• **SOURCE DATA**:
▬▬▬▬▬▬▬▬▬▬
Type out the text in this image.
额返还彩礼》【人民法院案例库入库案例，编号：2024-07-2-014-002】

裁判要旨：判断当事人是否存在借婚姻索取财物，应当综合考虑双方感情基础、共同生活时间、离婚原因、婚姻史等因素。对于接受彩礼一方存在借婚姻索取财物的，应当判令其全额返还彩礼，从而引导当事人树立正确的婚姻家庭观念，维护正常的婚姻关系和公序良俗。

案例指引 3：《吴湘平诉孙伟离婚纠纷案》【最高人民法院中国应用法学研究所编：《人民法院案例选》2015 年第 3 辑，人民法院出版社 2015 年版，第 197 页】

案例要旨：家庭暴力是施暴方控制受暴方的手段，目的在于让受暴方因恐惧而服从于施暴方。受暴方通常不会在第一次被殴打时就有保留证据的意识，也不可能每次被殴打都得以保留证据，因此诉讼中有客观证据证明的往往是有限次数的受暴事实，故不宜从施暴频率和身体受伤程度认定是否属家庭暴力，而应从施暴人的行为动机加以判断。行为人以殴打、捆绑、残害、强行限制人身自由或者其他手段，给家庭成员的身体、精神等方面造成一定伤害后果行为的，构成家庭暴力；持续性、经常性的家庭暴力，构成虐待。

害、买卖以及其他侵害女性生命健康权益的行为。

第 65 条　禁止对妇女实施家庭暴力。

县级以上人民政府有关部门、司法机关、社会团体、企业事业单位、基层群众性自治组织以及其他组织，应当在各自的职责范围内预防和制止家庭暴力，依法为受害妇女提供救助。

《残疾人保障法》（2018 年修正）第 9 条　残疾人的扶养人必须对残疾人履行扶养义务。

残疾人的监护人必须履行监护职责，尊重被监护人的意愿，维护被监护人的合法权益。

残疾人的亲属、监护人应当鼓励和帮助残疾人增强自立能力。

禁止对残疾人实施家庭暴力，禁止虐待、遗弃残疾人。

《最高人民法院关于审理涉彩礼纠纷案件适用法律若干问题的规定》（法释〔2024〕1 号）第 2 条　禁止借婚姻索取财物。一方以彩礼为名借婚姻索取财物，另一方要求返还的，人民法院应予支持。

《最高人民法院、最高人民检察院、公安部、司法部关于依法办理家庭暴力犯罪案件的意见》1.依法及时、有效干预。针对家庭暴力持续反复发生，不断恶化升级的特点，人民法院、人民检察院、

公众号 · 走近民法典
▬▬▬▬▬▬▬▬▬▬
• **GIVEN REQUEST**: Recopy the whole listing exactly.

• **ANSWER IN FULL**:
Type out the text in this image.
额返还彩礼》【人民法院案例库入库案例，编号：2024-07-2-014-002】

裁判要旨：判断当事人是否存在借婚姻索取财物，应当综合考虑双方感情基础、共同生活时间、离婚原因、婚姻史等因素。对于接受彩礼一方存在借婚姻索取财物的，应当判令其全额返还彩礼，从而引导当事人树立正确的婚姻家庭观念，维护正常的婚姻关系和公序良俗。

案例指引 3：《吴湘平诉孙伟离婚纠纷案》【最高人民法院中国应用法学研究所编：《人民法院案例选》2015 年第 3 辑，人民法院出版社 2015 年版，第 197 页】

案例要旨：家庭暴力是施暴方控制受暴方的手段，目的在于让受暴方因恐惧而服从于施暴方。受暴方通常不会在第一次被殴打时就有保留证据的意识，也不可能每次被殴打都得以保留证据，因此诉讼中有客观证据证明的往往是有限次数的受暴事实，故不宜从施暴频率和身体受伤程度认定是否属家庭暴力，而应从施暴人的行为动机加以判断。行为人以殴打、捆绑、残害、强行限制人身自由或者其他手段，给家庭成员的身体、精神等方面造成一定伤害后果行为的，构成家庭暴力；持续性、经常性的家庭暴力，构成虐待。

害、买卖以及其他侵害女性生命健康权益的行为。

第 65 条　禁止对妇女实施家庭暴力。

县级以上人民政府有关部门、司法机关、社会团体、企业事业单位、基层群众性自治组织以及其他组织，应当在各自的职责范围内预防和制止家庭暴力，依法为受害妇女提供救助。

《残疾人保障法》（2018 年修正）第 9 条　残疾人的扶养人必须对残疾人履行扶养义务。

残疾人的监护人必须履行监护职责，尊重被监护人的意愿，维护被监护人的合法权益。

残疾人的亲属、监护人应当鼓励和帮助残疾人增强自立能力。

禁止对残疾人实施家庭暴力，禁止虐待、遗弃残疾人。

《最高人民法院关于审理涉彩礼纠纷案件适用法律若干问题的规定》（法释〔2024〕1 号）第 2 条　禁止借婚姻索取财物。一方以彩礼为名借婚姻索取财物，另一方要求返还的，人民法院应予支持。

《最高人民法院、最高人民检察院、公安部、司法部关于依法办理家庭暴力犯罪案件的意见》1.依法及时、有效干预。针对家庭暴力持续反复发生，不断恶化升级的特点，人民法院、人民检察院、

公众号 · 走近民法典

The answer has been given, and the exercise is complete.